TEXT BLOCK:
Housing Smoke and Mirrors (19) – “The Audacity of Hope (and HARP and HAMP)”

Written by , KeySignals.com

In Housing Smoke and Mirrors “The Mendacity of HOPE (and HARP and HAMP)” the use of various “Federal Acronyms” to launch another economic stimulus by stealth through the housing market was introduced. This strategy can be seen as a response to the current political grid-lock which is blocking further fiscal stimulus. To be executed successfully, this strategy involves the complicity of the Federal Reserve to provide monetary stimulus through its balance sheet. The nomination of Sarah Bloom Raskin to Treasury Deputy Secretary was a key signal in this process[i]. This strategy should be put into the overall context of the Administration’s attempts to focus economic policy on the Middle Class; which was covered by a related discussion in Terminal Velocity “Gatsbied”[ii].

RAW RECORDS:

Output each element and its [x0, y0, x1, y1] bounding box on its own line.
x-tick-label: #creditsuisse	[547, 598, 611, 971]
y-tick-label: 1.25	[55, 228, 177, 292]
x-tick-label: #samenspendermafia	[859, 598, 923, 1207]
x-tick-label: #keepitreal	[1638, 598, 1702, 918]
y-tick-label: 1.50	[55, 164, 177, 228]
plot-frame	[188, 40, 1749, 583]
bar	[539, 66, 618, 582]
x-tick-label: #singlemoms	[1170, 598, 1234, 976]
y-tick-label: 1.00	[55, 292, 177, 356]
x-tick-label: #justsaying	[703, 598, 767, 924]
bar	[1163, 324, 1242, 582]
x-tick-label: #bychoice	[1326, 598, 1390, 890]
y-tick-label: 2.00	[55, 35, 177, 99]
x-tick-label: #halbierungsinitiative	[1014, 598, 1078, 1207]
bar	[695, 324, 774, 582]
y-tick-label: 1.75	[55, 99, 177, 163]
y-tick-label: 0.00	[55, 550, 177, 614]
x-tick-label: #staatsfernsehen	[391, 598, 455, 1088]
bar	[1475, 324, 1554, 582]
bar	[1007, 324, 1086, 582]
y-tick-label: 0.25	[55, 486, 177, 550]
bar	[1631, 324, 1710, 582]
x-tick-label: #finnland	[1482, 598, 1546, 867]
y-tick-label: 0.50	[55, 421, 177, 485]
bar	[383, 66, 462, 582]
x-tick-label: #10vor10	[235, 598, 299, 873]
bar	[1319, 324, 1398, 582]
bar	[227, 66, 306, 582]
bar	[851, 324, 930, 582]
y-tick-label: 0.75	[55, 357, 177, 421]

WHAT YOU WILL DO:
1. In the housing stimulus article, why does the strategy of stimulus through the housing market come about? Answer in one to three sentences.
2. Continue the housing stimulus article from its last sentence.

WRITTEN ANSWERS:
1. The article presents the strategy as a response to the current political gridlock, which is blocking further fiscal stimulus. Because that route is shut, stimulus is launched by stealth through the housing market using various federal acronyms.

2.
The “Audacity of HOPE NOW” was evident in its latest communication on this programme[iii]. Foreclosure Starts were down 30 percent in Q2 from Q1; and Foreclosures Sales were down 2 percent for the same period. The annual comparisons were even more telling. Permanent modifications were up 12 percent in Q2/2013 versus Q2/2012. Foreclosure Starts were down 38 percent year-over-year and Foreclosure Sales declined by 15 percent. HOPE NOW has become the main driver of the mortgage modification process which is supporting the housing market. By keeping people in homes, it keeps homes off the market; and therefore contributes to the tight inventory that is boosting prices. HOPE NOW is therefore a significant driver of house price inflation. To sustain this process, the modified mortgages that derive from these houses must be securitised by the GSEs and monetised by the Fed balance sheet.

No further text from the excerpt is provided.